> _Exercise_
Reformat the records as a numbered list, omitting blank lines. Start at the first line of the records and end after the line containing "cell-value: (58,188) [535,200,580,215]".

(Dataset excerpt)
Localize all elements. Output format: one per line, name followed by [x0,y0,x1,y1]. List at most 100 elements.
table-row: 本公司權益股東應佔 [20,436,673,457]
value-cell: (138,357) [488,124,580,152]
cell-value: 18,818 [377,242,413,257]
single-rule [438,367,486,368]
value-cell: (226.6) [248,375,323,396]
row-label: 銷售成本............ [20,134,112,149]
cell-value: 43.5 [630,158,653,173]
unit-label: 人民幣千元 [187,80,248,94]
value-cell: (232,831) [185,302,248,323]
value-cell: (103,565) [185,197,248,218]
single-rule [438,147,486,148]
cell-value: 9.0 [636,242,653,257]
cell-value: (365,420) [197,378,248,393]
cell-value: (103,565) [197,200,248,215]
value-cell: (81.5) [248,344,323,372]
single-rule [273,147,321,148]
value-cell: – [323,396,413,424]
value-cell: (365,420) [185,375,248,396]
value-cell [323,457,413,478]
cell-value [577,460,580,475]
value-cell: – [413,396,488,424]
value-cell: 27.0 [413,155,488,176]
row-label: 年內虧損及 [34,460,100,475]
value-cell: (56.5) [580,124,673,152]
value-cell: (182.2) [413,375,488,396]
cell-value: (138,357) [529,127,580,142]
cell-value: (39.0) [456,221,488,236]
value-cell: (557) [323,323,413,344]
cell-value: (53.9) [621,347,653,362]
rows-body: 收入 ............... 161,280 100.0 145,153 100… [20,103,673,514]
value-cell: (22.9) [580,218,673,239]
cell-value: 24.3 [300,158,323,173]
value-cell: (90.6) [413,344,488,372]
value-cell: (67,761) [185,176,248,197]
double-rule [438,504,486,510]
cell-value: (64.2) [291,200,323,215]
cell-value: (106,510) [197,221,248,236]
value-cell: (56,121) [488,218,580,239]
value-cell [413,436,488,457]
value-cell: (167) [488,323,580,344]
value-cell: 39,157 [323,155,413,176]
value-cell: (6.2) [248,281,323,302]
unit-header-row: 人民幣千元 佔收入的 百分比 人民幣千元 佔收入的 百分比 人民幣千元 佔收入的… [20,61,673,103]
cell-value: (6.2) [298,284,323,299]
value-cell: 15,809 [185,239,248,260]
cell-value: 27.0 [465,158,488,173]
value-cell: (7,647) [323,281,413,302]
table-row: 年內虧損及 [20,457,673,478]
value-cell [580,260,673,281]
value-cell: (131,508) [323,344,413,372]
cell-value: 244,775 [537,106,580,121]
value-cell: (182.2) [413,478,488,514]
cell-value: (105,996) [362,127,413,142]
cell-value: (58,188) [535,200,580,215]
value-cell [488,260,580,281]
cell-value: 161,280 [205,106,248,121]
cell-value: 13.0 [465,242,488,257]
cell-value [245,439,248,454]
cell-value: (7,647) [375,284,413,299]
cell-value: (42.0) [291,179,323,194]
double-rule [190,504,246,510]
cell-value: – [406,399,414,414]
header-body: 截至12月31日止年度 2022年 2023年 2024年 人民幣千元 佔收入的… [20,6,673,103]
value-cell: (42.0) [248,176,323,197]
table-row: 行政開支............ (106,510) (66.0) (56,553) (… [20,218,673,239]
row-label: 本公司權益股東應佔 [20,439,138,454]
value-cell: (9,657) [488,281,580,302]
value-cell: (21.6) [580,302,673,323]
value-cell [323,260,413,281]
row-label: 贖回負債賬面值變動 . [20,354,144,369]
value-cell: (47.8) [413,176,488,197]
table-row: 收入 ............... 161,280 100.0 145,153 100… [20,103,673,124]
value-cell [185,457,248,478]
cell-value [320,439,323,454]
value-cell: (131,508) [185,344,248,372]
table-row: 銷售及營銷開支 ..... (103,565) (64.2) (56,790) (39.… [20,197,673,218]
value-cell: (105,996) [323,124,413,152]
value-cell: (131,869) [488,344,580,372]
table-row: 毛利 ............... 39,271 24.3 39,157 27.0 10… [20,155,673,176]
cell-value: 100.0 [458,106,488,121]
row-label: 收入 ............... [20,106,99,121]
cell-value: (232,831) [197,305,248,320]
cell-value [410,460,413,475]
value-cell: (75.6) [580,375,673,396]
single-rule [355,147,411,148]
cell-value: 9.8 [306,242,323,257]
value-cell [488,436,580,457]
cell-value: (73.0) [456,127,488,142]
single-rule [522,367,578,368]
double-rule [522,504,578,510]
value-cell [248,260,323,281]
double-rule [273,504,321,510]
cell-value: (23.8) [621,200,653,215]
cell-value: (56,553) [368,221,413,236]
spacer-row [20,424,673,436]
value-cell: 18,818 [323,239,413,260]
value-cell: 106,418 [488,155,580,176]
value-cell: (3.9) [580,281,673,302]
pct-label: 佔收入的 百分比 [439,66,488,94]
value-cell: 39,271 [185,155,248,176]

> _Reply_
1. Localize all elements. Output format: one per line, name followed by [x0,y0,x1,y1]. List at most 100 elements.
2. table-row: 本公司權益股東應佔 [20,436,673,457]
3. value-cell: (138,357) [488,124,580,152]
4. cell-value: 18,818 [377,242,413,257]
5. single-rule [438,367,486,368]
6. value-cell: (226.6) [248,375,323,396]
7. row-label: 銷售成本............ [20,134,112,149]
8. cell-value: 43.5 [630,158,653,173]
9. unit-label: 人民幣千元 [187,80,248,94]
10. value-cell: (232,831) [185,302,248,323]
11. value-cell: (103,565) [185,197,248,218]
12. single-rule [438,147,486,148]
13. cell-value: 9.0 [636,242,653,257]
14. cell-value: (365,420) [197,378,248,393]
15. cell-value: (103,565) [197,200,248,215]
16. value-cell: (81.5) [248,344,323,372]
17. single-rule [273,147,321,148]
18. value-cell: – [323,396,413,424]
19. value-cell: (365,420) [185,375,248,396]
20. value-cell [323,457,413,478]
21. cell-value [577,460,580,475]
22. value-cell: – [413,396,488,424]
23. value-cell: 27.0 [413,155,488,176]
24. row-label: 年內虧損及 [34,460,100,475]
25. value-cell: (56.5) [580,124,673,152]
26. value-cell: (182.2) [413,375,488,396]
27. cell-value: (138,357) [529,127,580,142]
28. cell-value: (39.0) [456,221,488,236]
29. value-cell: (557) [323,323,413,344]
30. cell-value: (53.9) [621,347,653,362]
31. rows-body: 收入 ............... 161,280 100.0 145,153 100… [20,103,673,514]
32. value-cell: (22.9) [580,218,673,239]
33. cell-value: 24.3 [300,158,323,173]
34. value-cell: (90.6) [413,344,488,372]
35. value-cell: (67,761) [185,176,248,197]
36. double-rule [438,504,486,510]
37. cell-value: (64.2) [291,200,323,215]
38. cell-value: (106,510) [197,221,248,236]
39. value-cell: (56,121) [488,218,580,239]
40. value-cell [413,436,488,457]
41. value-cell: (167) [488,323,580,344]
42. value-cell: 39,157 [323,155,413,176]
43. value-cell: (6.2) [248,281,323,302]
44. unit-header-row: 人民幣千元 佔收入的 百分比 人民幣千元 佔收入的 百分比 人民幣千元 佔收入的… [20,61,673,103]
45. cell-value: (6.2) [298,284,323,299]
46. value-cell: 15,809 [185,239,248,260]
47. cell-value: 27.0 [465,158,488,173]
48. value-cell: (7,647) [323,281,413,302]
49. table-row: 年內虧損及 [20,457,673,478]
50. value-cell [580,260,673,281]
51. value-cell: (131,508) [323,344,413,372]
52. cell-value: 244,775 [537,106,580,121]
53. value-cell: (182.2) [413,478,488,514]
54. cell-value: (105,996) [362,127,413,142]
55. cell-value: (58,188) [535,200,580,215]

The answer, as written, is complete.